**Given problem:** In the listing below, find every line with the string "Urdu" and pull it out.

**Supplied records:**
════

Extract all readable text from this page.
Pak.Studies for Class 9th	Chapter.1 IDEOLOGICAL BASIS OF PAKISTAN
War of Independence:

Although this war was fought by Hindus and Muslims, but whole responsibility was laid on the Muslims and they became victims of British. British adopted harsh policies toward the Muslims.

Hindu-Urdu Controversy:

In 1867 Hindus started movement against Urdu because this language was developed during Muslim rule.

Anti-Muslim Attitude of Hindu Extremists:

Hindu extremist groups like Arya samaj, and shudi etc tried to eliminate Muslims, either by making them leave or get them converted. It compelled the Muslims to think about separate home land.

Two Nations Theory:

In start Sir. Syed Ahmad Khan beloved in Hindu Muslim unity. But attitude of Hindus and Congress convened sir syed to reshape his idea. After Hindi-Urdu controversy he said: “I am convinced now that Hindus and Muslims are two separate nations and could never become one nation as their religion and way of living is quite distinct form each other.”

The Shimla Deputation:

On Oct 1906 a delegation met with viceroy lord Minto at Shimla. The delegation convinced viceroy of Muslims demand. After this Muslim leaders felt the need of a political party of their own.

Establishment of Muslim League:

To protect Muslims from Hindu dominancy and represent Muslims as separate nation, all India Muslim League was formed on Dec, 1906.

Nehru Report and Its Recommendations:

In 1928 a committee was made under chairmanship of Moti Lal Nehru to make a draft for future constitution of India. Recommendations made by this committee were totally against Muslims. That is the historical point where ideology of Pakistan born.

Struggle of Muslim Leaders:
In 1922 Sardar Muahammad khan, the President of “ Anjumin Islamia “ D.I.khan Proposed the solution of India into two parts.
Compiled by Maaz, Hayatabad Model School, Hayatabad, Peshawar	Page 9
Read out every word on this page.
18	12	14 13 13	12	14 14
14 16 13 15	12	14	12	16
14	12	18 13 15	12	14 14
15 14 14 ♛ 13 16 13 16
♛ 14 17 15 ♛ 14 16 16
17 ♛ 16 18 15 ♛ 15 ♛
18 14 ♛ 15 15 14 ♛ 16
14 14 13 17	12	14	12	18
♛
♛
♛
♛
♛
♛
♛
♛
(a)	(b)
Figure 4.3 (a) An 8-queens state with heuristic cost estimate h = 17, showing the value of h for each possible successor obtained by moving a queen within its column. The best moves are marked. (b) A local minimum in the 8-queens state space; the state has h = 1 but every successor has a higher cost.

════

**Correct response:**
Hindu-Urdu Controversy:
In 1867 Hindus started movement against Urdu because this language was developed during Muslim rule.
In start Sir. Syed Ahmad Khan beloved in Hindu Muslim unity. But attitude of Hindus and Congress convened sir syed to reshape his idea. After Hindi-Urdu controversy he said: “I am convinced now that Hindus and Muslims are two separate nations and could never become one nation as their religion and way of living is quite distinct form each other.”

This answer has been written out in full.